Structured figure records
____

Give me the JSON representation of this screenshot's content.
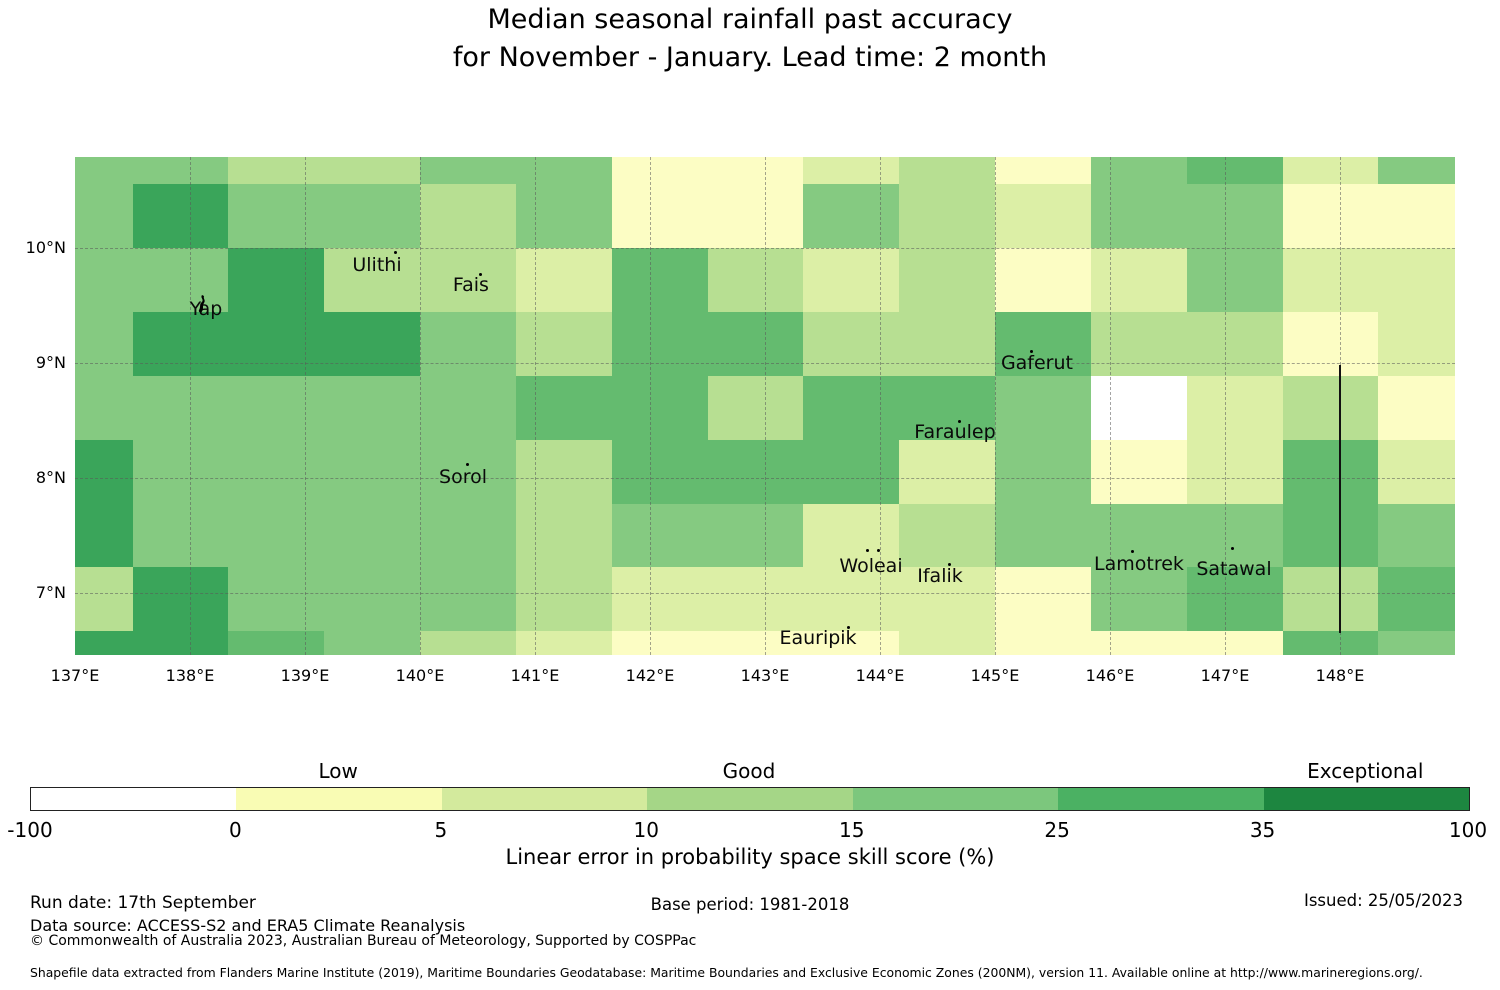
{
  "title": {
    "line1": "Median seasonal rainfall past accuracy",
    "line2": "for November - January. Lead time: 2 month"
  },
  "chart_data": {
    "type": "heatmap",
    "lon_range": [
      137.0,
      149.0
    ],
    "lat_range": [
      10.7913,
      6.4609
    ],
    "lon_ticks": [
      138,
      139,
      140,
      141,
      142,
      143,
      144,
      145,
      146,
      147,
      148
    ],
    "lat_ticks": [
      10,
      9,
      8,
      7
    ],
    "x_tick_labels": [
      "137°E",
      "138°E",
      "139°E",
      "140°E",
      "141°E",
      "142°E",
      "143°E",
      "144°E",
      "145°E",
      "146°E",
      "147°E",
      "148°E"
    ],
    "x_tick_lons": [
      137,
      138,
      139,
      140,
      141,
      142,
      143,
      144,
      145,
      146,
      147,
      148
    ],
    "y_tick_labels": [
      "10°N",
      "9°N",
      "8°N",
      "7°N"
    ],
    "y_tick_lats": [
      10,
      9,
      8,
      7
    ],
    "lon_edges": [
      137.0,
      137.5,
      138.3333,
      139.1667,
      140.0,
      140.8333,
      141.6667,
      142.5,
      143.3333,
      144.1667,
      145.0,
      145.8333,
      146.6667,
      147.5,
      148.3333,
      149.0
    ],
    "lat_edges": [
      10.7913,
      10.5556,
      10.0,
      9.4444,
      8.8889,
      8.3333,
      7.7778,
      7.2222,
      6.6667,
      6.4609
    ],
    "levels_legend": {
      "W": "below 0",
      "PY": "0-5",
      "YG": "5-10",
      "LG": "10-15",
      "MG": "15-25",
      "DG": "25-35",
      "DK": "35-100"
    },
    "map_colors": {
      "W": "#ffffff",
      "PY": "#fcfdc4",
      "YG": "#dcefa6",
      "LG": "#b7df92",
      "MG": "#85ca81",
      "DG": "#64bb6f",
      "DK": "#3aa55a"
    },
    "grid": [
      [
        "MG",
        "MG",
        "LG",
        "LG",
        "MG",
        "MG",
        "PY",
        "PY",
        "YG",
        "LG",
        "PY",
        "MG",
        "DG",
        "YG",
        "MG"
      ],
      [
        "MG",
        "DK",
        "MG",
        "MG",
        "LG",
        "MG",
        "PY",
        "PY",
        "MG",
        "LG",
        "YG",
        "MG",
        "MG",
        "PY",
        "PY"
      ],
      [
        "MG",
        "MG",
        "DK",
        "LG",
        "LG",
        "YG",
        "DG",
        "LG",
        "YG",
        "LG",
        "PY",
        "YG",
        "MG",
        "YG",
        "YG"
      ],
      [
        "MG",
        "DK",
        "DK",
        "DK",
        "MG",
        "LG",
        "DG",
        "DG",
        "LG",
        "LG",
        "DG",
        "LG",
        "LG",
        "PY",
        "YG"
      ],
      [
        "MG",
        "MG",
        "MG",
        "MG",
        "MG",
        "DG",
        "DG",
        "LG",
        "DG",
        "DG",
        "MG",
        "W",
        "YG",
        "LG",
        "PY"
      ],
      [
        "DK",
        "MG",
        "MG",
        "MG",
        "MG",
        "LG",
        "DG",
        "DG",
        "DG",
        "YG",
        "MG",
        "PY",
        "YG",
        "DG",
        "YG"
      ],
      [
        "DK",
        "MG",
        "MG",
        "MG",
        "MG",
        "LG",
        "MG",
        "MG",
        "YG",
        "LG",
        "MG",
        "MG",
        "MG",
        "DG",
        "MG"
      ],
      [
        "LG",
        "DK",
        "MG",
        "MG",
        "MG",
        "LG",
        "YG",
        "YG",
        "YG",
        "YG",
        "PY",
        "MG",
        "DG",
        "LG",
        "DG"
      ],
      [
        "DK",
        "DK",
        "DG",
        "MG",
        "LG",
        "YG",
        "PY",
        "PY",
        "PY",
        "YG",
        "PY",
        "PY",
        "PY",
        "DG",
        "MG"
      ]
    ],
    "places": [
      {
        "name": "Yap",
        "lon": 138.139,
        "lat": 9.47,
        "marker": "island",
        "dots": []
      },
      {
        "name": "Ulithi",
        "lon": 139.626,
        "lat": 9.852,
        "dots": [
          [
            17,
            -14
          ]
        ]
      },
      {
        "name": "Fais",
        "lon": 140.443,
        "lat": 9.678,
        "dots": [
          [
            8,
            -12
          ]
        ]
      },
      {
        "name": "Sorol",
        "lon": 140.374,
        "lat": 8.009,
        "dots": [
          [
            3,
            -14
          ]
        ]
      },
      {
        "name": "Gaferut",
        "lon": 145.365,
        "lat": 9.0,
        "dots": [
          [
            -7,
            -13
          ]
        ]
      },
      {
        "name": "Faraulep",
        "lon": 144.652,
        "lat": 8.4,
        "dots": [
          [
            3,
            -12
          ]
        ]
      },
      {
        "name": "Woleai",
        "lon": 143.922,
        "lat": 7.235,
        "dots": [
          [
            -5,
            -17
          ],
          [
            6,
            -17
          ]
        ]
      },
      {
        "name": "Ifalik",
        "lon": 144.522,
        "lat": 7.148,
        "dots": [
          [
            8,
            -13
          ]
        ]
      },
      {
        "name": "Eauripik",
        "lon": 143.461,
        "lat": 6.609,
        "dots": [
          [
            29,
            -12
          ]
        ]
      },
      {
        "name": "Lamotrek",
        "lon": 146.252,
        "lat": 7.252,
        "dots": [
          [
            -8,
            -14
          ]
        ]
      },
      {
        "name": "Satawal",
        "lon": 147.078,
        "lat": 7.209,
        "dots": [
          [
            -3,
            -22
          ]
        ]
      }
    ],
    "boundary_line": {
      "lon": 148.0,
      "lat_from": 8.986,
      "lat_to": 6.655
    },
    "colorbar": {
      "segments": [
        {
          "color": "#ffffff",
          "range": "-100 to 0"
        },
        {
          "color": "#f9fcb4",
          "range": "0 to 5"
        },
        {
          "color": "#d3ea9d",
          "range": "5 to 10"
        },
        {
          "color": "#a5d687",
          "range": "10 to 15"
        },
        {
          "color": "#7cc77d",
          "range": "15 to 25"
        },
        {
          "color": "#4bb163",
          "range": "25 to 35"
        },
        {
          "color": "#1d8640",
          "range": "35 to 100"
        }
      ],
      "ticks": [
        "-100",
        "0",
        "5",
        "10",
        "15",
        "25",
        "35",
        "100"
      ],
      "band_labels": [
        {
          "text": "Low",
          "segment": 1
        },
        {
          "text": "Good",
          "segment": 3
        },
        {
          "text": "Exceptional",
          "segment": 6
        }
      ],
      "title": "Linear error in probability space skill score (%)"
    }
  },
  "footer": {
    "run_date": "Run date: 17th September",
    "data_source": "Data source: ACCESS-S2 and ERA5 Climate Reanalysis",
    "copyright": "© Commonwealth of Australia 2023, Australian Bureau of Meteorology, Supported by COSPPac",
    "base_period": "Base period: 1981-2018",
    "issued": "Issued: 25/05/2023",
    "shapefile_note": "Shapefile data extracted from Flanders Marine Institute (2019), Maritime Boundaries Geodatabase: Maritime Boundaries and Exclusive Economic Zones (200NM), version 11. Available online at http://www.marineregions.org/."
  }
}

____

# Objective
Count how many lines of the data include the word "name". Your reply should be that number alone.

# Result
11